Делегаты совещания, как и буржуазная Москва, ждали выступления масс с оружием, стычек, боев, «августовских дней». Но выйти рабочим на улицу значило бы подставить себя под удары георгиевских кавалеров, офицерских отрядов, юнкеров, отдельных кавалерийских частей, горевших желанием взять реванш за стачку. Вызвать на улицу гарнизон значило бы внести в него раскол и облегчить дело контрреволюции, которая стояла со взведенным курком. Партия на улицу не звала, и сами рабочие, руководимые правильным чутьем, избегали открытого столкновения. Однодневная стачка как нельзя лучше отвечала обстановке: ее нельзя было спрятать под сукно, как поступлено было на совещании с декларацией большевиков. Когда город погрузился во тьму, вся Россия увидела большевистскую руку на выключателе. Нет, Петроград не изолирован! «В Москве, на патриархальность и смирение которой уповали многие, рабочие районы неожиданно оскалили зубы» – так определил значение этого дня Суханов. В отсутствие большевиков, но под знаком оскаленных зубов пролетарской революции оказалось вынуждено заседать коалиционное совещание.

:: Сохранённые данные ::
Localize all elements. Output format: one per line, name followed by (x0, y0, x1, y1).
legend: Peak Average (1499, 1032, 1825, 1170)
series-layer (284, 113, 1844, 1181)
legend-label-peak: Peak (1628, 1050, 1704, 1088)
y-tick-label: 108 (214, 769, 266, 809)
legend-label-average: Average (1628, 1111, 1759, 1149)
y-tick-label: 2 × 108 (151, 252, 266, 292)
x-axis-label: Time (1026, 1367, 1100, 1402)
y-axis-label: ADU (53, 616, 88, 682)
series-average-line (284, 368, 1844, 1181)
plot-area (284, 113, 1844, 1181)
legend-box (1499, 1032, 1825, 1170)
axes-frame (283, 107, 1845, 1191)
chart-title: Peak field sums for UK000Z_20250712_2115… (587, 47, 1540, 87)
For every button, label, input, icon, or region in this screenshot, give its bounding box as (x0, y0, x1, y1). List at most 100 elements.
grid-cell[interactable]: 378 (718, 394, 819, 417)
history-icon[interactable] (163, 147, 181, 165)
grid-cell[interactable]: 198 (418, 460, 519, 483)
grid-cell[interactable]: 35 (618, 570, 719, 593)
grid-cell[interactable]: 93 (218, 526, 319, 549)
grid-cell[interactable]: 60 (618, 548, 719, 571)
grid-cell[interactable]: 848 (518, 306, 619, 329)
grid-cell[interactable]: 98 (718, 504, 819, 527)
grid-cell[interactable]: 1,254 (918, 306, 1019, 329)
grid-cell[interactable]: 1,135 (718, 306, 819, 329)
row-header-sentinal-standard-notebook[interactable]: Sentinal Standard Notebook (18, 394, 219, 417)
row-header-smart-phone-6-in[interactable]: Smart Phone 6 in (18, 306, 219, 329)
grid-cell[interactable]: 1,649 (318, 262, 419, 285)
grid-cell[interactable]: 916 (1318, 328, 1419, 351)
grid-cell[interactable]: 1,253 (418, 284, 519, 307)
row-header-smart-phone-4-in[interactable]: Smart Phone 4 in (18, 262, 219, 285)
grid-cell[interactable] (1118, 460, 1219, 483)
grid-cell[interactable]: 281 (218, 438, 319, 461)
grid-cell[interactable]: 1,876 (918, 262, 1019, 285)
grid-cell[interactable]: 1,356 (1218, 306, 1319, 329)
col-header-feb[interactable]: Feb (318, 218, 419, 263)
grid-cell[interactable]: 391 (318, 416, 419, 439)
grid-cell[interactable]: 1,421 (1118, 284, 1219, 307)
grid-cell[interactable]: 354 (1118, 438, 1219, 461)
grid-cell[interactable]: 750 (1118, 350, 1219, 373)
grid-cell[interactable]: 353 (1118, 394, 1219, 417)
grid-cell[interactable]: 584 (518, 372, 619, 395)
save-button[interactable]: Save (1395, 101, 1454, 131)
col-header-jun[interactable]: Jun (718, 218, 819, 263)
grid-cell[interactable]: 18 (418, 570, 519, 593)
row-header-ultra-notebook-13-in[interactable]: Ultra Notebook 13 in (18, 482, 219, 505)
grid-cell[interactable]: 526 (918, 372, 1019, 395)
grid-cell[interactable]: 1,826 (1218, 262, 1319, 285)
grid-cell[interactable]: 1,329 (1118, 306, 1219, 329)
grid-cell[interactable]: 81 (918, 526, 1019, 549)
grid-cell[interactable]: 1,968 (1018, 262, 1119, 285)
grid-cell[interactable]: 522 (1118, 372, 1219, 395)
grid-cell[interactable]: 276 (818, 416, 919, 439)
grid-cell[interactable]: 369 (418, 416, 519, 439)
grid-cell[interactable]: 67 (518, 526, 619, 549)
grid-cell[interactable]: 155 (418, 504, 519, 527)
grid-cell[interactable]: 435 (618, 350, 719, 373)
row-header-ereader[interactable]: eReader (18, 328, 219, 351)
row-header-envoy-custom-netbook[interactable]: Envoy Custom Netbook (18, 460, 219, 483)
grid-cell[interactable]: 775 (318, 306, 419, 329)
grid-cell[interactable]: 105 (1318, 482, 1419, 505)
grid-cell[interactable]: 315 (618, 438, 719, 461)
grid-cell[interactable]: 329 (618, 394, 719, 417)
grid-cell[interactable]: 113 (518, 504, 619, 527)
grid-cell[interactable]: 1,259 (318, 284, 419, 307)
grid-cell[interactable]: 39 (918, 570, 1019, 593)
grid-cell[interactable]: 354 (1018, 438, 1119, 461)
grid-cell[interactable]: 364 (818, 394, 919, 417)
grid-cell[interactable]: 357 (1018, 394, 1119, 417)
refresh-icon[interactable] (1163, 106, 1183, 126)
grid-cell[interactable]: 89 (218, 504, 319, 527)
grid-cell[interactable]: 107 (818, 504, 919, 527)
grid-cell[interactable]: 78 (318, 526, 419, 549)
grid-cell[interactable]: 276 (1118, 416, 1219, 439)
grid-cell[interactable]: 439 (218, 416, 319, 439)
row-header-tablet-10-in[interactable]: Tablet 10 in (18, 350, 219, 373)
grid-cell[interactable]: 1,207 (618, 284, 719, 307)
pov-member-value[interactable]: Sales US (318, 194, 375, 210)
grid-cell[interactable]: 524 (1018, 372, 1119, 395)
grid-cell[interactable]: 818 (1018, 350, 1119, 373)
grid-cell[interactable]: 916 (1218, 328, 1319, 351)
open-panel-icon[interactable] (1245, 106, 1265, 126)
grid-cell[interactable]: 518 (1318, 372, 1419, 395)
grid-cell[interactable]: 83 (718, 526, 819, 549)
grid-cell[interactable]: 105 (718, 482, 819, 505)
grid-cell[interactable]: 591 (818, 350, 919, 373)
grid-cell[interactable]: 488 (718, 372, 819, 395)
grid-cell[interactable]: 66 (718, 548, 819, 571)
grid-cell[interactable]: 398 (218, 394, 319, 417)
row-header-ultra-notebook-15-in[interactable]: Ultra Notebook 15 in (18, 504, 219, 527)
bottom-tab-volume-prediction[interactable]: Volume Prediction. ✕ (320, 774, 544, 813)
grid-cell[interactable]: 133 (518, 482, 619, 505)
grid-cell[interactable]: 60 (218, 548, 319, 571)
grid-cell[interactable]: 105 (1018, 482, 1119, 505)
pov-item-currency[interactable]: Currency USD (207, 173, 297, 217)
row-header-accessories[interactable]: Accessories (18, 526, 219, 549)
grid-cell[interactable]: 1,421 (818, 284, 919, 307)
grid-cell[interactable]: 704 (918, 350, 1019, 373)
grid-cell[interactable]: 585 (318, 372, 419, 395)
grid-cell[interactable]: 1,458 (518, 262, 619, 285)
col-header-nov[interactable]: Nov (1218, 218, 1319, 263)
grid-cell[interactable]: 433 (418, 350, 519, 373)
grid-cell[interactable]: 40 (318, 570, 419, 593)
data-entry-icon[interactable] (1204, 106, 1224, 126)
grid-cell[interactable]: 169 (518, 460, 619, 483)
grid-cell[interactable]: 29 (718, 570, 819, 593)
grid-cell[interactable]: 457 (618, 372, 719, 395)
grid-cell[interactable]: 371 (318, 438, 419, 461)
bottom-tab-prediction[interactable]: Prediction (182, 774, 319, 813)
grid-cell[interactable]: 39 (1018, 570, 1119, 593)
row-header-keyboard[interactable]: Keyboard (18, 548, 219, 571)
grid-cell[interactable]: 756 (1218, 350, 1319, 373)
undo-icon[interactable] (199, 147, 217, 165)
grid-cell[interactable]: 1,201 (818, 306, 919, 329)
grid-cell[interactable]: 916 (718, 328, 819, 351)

:: Задания ::
1. Кто, согласно тексту о московской стачке, сказал, что рабочие районы Москвы «неожиданно оскалили зубы»?
2. Продолжите текст о московской стачке после его последнего предложения.

:: Ответы по заданиям ::
1. Суханов.

2.
Москвичи острили, что Керенский приехал к ним «короноваться». Но на другой день прибыл из ставки с той же целью Корнилов, встреченных многочисленными делегациями, в том числе от церковного собора. На перрон из подошедшего поезда выскочили текинцы в ярко-красных халатах, с обнаженными кривыми шашками и выстроились в две шеренги. Восторженные дамы осыпали цветами героя, обходившего караул и депутации. Кадет Родичев закончил приветственную речь возгласом: «Спасите Россию, и благодарный народ увенчает вас!» Раздались патриотические всхлипывания. Морозова, купчиха-миллионерша, опустилась на колени. Офицеры на руках вынесли Корнилова к народу. В то время как главнокомандующий обходил георгиевских кавалеров, юнкеров, школу прапорщиков, сотню казаков, построившихся на площади перед вокзалом, Керенский в качестве военного министра и соперника принимал парад войск московского гарнизона. С вокзала Корнилов направился, по стопам царей, к Иверской иконе, где был отслужен молебен в присутствии эскорта мусульман-текинцев в гигантских папахах. «Это обстоятельство, – пишет о молебне казачий офицер Греков, – еще более расположило к Корнилову всю верующую Москву». Контрреволюция тем временем старалась завоевать улицу. С автомобилей щедро разбрасывали биографию Корнилова с его портретом. Стены были заклеены афишами, призывавшими народ на помощь герою. Как власть имущий, Корнилов принимал в своем вагоне политиков, промышленников, финансистов. Представители банков сделали ему доклад о финансовом положении страны. «Изо всех членов Думы, – многозначительно пишет октябрист Шидловский, – поехал к Корнилову в его поезд один Милюков, имевший с ним разговор, содержание которого мне неизвестно». Об этом разговоре мы узнаем позже от Милюкова то, что он сам сочтет нужным рассказать.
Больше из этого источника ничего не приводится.